[Dataset rows about figures]
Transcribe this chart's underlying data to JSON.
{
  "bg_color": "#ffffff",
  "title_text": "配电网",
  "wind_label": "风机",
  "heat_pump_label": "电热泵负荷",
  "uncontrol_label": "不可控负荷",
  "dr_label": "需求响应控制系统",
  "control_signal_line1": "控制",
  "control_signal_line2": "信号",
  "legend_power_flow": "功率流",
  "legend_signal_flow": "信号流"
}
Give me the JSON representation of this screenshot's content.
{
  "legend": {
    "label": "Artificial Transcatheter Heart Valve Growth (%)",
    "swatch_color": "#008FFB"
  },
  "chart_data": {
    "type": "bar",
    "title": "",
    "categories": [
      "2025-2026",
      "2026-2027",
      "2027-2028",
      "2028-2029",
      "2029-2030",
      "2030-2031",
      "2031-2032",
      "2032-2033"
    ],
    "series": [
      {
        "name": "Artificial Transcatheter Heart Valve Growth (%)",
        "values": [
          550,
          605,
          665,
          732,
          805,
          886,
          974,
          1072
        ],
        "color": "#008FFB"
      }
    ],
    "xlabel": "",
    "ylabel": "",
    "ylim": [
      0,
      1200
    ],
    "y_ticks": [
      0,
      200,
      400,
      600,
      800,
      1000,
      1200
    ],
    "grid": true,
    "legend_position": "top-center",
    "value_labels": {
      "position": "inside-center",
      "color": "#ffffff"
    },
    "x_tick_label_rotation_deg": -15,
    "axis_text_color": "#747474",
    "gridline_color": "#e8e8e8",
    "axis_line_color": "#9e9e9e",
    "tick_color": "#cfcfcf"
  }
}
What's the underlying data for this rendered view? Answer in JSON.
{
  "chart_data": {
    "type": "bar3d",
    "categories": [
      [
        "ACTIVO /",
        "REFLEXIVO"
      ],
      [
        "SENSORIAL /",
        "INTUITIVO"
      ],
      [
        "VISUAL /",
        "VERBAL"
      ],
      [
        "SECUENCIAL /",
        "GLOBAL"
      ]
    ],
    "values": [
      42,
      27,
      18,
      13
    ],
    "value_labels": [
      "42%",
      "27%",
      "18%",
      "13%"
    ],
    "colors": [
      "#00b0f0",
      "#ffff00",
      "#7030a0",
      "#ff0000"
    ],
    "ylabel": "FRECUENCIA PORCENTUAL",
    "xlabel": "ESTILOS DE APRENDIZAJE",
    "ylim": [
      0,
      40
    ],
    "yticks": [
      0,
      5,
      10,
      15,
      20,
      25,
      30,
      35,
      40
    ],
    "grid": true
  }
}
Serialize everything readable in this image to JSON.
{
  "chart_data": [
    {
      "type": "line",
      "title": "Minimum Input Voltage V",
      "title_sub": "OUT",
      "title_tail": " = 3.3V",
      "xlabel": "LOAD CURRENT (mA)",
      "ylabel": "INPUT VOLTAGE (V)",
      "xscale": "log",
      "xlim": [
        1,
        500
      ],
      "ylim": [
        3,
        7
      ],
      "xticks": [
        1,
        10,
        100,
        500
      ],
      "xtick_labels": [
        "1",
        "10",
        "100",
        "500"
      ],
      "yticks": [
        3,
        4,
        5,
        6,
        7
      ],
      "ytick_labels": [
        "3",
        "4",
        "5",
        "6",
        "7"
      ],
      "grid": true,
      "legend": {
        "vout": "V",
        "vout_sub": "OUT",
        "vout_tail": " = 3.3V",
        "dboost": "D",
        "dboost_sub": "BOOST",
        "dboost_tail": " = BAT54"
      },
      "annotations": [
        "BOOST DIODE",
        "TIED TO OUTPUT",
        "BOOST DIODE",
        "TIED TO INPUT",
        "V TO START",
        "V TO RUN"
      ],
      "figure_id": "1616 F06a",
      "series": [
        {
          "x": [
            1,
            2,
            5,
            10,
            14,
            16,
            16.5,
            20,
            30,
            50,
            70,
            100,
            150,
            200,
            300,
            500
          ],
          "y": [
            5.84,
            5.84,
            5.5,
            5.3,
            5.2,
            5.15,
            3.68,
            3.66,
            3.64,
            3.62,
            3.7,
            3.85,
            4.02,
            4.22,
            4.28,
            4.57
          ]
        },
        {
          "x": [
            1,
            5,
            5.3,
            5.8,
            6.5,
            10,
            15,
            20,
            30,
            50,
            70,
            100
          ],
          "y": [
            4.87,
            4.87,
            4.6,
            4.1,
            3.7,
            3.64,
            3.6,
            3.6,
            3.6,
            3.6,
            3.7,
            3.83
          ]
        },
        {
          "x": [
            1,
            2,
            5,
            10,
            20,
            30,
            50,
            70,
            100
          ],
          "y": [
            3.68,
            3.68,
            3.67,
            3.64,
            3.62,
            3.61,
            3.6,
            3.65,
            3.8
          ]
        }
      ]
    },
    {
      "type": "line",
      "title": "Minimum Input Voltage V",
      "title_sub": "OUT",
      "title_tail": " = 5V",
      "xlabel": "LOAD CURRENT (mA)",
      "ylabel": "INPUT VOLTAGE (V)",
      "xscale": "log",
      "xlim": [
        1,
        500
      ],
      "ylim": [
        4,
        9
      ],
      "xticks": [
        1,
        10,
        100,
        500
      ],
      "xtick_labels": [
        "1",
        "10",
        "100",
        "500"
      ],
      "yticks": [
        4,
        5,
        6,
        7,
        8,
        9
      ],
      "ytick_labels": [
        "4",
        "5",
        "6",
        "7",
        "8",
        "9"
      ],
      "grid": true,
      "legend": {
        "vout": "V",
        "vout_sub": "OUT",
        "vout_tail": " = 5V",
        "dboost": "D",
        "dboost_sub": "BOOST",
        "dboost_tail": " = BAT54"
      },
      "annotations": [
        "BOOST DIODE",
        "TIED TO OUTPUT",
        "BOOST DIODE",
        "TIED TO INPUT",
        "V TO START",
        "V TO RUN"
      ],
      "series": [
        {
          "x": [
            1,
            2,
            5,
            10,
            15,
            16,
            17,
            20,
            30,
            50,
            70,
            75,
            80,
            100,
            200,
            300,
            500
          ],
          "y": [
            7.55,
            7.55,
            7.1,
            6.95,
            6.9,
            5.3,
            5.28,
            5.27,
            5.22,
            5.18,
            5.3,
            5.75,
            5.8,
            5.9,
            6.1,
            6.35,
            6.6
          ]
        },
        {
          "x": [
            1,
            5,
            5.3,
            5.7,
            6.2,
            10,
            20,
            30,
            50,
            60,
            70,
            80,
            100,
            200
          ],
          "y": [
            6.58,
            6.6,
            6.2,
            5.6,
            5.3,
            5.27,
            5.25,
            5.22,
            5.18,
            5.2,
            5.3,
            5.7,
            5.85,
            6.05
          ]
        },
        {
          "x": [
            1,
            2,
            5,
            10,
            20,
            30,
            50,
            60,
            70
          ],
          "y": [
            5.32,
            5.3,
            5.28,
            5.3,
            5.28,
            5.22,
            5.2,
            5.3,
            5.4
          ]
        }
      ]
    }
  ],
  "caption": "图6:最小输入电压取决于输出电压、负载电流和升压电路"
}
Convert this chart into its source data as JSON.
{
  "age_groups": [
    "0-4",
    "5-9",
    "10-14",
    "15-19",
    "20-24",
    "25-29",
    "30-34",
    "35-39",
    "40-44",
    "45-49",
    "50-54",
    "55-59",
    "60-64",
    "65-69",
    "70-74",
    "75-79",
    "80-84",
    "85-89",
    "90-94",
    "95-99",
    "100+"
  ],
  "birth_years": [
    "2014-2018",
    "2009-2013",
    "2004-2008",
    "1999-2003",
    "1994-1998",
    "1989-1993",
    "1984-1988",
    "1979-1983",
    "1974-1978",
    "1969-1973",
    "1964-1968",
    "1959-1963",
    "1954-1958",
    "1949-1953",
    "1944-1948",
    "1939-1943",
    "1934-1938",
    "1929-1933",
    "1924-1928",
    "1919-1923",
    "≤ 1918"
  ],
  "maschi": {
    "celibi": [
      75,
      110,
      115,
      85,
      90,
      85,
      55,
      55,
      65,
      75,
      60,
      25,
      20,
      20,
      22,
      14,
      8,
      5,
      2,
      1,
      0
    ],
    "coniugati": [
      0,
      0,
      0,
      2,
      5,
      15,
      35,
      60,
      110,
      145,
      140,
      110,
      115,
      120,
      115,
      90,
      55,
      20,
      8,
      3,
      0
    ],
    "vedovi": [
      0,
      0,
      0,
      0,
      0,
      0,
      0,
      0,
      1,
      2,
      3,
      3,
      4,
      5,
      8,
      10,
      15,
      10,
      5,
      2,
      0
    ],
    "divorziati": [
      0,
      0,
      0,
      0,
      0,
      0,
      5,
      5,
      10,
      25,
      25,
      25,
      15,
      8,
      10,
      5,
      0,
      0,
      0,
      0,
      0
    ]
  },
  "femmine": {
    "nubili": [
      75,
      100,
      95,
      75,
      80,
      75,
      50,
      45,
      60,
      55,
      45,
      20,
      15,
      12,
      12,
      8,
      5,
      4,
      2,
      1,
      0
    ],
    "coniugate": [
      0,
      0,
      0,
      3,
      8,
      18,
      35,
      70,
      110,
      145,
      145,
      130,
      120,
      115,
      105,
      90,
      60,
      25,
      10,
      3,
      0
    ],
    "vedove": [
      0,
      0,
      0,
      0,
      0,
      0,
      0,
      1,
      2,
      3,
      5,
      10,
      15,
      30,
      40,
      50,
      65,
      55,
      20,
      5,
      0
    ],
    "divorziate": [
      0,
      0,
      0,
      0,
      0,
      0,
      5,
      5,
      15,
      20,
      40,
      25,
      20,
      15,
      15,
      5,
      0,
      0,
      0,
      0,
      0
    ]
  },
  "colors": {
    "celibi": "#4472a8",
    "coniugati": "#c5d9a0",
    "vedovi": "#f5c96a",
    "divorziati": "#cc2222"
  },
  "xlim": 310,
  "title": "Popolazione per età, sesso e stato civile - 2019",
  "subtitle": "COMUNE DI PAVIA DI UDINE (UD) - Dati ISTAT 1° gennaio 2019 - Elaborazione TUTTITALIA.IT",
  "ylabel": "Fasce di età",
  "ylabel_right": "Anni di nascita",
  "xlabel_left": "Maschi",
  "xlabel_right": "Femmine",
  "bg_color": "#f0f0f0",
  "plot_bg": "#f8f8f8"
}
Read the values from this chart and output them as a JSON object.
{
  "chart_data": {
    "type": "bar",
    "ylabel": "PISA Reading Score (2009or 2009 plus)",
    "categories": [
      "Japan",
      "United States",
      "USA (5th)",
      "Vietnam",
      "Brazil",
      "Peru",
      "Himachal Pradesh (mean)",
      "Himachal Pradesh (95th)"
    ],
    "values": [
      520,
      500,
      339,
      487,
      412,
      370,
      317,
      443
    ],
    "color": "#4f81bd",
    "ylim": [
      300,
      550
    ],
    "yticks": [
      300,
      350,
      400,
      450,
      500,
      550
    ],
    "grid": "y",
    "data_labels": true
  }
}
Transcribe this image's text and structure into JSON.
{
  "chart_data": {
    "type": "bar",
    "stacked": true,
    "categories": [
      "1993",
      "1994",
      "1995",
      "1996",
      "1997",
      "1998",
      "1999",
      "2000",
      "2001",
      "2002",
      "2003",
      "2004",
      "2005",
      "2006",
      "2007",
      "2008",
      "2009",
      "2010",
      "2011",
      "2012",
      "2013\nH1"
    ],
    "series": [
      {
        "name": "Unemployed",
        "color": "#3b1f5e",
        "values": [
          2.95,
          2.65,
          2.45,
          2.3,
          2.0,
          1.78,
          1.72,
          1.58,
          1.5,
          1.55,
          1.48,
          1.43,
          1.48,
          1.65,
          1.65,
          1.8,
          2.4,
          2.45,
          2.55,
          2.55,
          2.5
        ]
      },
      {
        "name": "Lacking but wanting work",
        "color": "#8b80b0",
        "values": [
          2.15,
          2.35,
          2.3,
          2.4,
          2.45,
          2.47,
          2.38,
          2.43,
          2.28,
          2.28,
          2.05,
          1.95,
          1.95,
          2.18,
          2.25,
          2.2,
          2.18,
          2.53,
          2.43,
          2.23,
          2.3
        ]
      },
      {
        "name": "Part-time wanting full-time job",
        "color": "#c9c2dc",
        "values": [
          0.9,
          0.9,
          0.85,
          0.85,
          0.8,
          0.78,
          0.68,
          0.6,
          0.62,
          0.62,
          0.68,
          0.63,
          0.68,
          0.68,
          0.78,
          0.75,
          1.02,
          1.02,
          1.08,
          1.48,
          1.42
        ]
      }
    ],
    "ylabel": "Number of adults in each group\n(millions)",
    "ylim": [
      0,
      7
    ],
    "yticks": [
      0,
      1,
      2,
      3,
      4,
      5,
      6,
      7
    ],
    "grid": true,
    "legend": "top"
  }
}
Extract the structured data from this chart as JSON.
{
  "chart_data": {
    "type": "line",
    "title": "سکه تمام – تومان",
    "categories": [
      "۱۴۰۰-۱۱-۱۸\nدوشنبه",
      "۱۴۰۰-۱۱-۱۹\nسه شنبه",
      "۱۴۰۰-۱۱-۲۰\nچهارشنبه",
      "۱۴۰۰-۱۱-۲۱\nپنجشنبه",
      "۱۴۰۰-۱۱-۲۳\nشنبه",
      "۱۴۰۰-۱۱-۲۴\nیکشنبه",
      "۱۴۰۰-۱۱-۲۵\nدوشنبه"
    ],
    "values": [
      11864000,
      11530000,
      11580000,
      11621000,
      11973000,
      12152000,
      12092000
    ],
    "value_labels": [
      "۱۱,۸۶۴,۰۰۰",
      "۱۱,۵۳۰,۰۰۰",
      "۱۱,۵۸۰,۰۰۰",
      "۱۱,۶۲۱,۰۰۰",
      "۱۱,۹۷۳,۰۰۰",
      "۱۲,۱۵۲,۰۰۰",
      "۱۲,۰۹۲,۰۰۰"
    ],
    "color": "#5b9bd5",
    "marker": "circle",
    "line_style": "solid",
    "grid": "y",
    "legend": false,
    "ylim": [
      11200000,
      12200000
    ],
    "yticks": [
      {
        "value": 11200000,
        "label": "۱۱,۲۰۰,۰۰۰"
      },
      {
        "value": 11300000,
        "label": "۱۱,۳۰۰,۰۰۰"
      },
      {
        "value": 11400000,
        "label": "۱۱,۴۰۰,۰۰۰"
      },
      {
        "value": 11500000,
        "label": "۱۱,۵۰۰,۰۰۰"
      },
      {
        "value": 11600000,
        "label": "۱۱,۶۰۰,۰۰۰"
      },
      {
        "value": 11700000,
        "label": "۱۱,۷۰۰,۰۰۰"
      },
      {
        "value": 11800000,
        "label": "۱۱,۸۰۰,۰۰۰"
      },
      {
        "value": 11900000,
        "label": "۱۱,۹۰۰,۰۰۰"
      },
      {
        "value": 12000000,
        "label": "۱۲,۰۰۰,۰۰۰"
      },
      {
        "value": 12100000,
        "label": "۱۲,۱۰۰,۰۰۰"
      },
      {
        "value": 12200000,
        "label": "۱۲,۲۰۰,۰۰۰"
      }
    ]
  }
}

Your task
From the data, collect all lines where the string "true" appears.

Solved exercise
    "grid": true,
    "grid": true
      "grid": true,
      "grid": true,
    "data_labels": true
    "stacked": true,
    "grid": true,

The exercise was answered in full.